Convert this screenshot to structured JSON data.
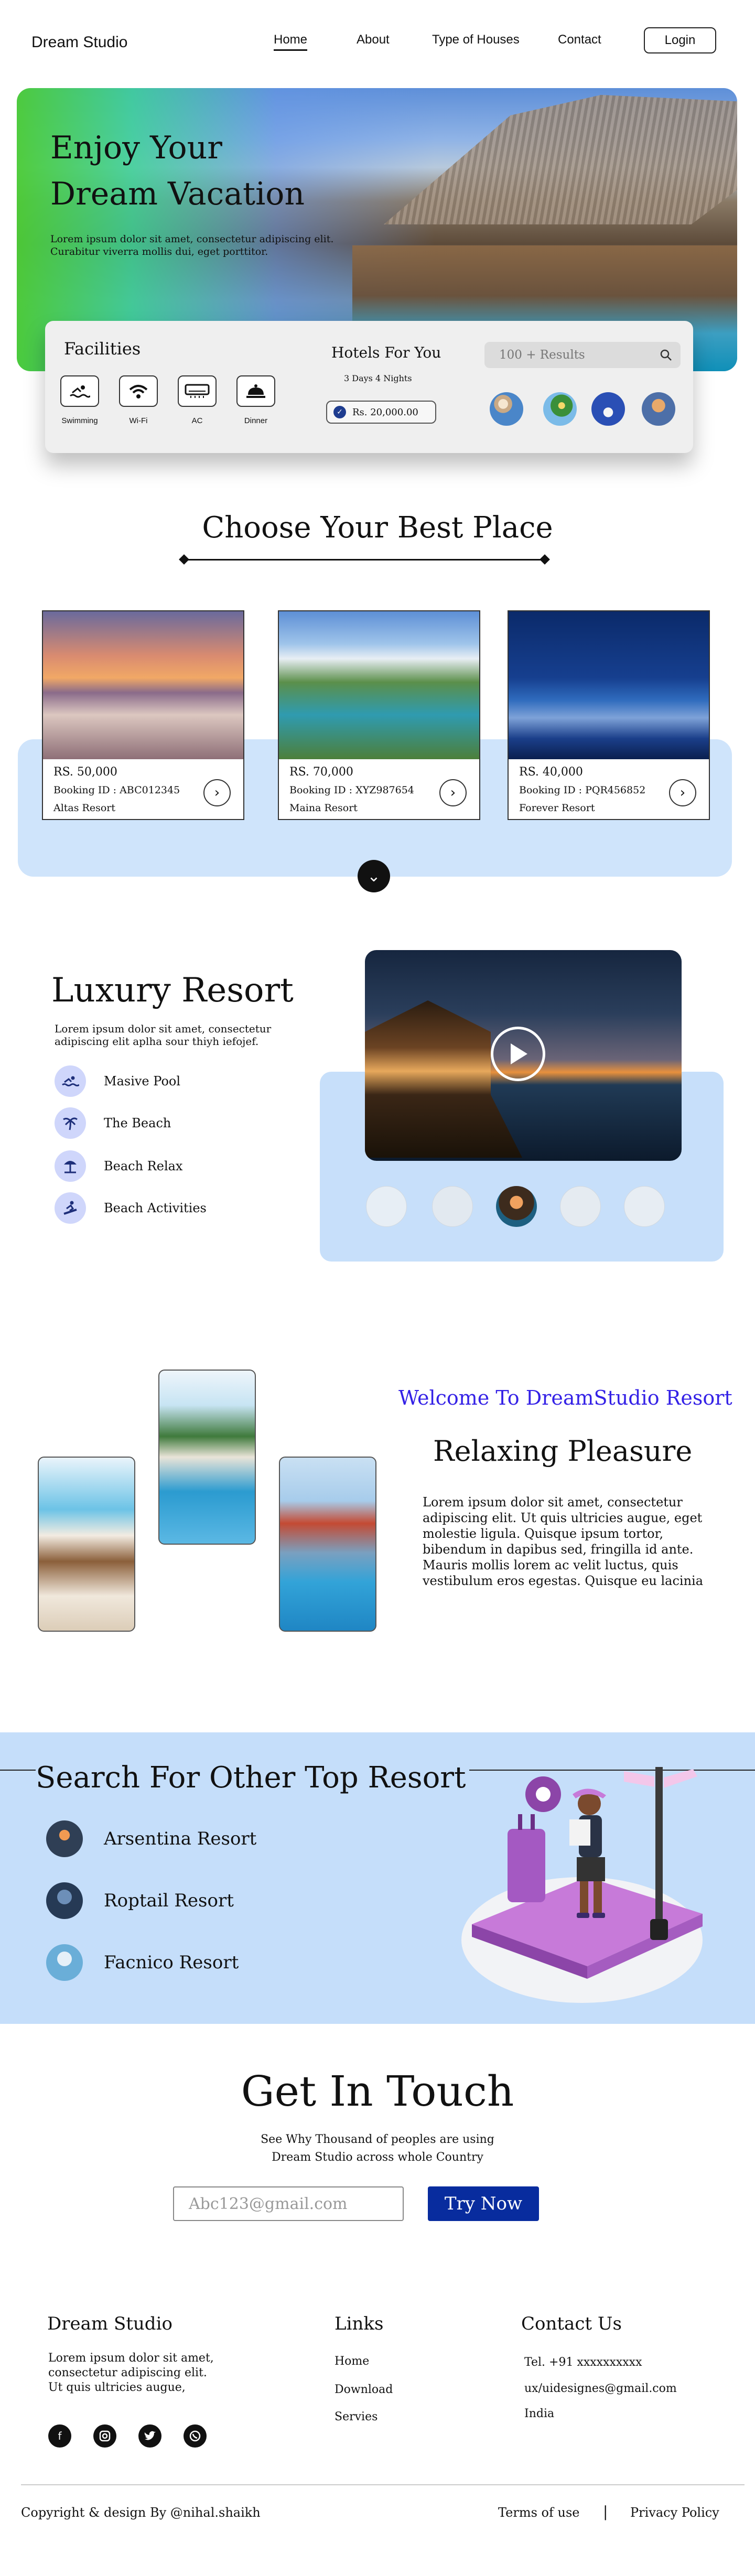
{
  "brand": "Dream Studio",
  "nav": {
    "items": [
      "Home",
      "About",
      "Type of Houses",
      "Contact"
    ],
    "login": "Login"
  },
  "hero": {
    "title_line1": "Enjoy Your",
    "title_line2": "Dream Vacation",
    "subtitle_line1": "Lorem ipsum dolor sit amet, consectetur adipiscing elit.",
    "subtitle_line2": "Curabitur viverra mollis dui, eget porttitor."
  },
  "search_card": {
    "facilities_title": "Facilities",
    "facilities": [
      {
        "label": "Swimming",
        "icon": "swimming-icon"
      },
      {
        "label": "Wi-Fi",
        "icon": "wifi-icon"
      },
      {
        "label": "AC",
        "icon": "ac-icon"
      },
      {
        "label": "Dinner",
        "icon": "dinner-icon"
      }
    ],
    "hotels_title": "Hotels For You",
    "nights": "3 Days 4 Nights",
    "price": "Rs. 20,000.00",
    "search_placeholder": "100 + Results"
  },
  "choose": {
    "title": "Choose Your Best Place",
    "cards": [
      {
        "price": "RS. 50,000",
        "booking": "Booking ID : ABC012345",
        "name": "Altas Resort"
      },
      {
        "price": "RS. 70,000",
        "booking": "Booking ID : XYZ987654",
        "name": "Maina Resort"
      },
      {
        "price": "RS. 40,000",
        "booking": "Booking ID : PQR456852",
        "name": "Forever Resort"
      }
    ]
  },
  "luxury": {
    "title": "Luxury Resort",
    "subtitle": "Lorem ipsum dolor sit amet, consectetur adipiscing elit aplha sour thiyh iefojef.",
    "items": [
      "Masive Pool",
      "The Beach",
      "Beach Relax",
      "Beach Activities"
    ]
  },
  "relax": {
    "welcome": "Welcome To DreamStudio Resort",
    "title": "Relaxing Pleasure",
    "body": "Lorem ipsum dolor sit amet, consectetur adipiscing elit. Ut quis ultricies augue, eget molestie ligula. Quisque ipsum tortor, bibendum in dapibus sed, fringilla id ante. Mauris mollis lorem ac velit luctus, quis vestibulum eros egestas. Quisque eu lacinia"
  },
  "other": {
    "title": "Search For Other Top Resort",
    "resorts": [
      "Arsentina Resort",
      "Roptail Resort",
      "Facnico Resort"
    ]
  },
  "contact": {
    "title": "Get In Touch",
    "sub_line1": "See Why Thousand of peoples are using",
    "sub_line2": "Dream Studio across whole Country",
    "email_placeholder": "Abc123@gmail.com",
    "button": "Try Now"
  },
  "footer": {
    "brand": "Dream Studio",
    "about_line1": "Lorem ipsum dolor sit amet,",
    "about_line2": "consectetur adipiscing elit.",
    "about_line3": "Ut quis ultricies augue,",
    "links_title": "Links",
    "links": [
      "Home",
      "Download",
      "Servies"
    ],
    "contact_title": "Contact Us",
    "phone": "Tel. +91 xxxxxxxxxx",
    "email": "ux/uidesignes@gmail.com",
    "country": "India",
    "copyright": "Copyright & design By @nihal.shaikh",
    "terms": "Terms of use",
    "separator": "|",
    "privacy": "Privacy Policy"
  }
}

YOUR INSTRUCTIONS. Tally how many lines of the records hold the word "icon". Answer with the number only.

ANSWER TO THIS TASK. 4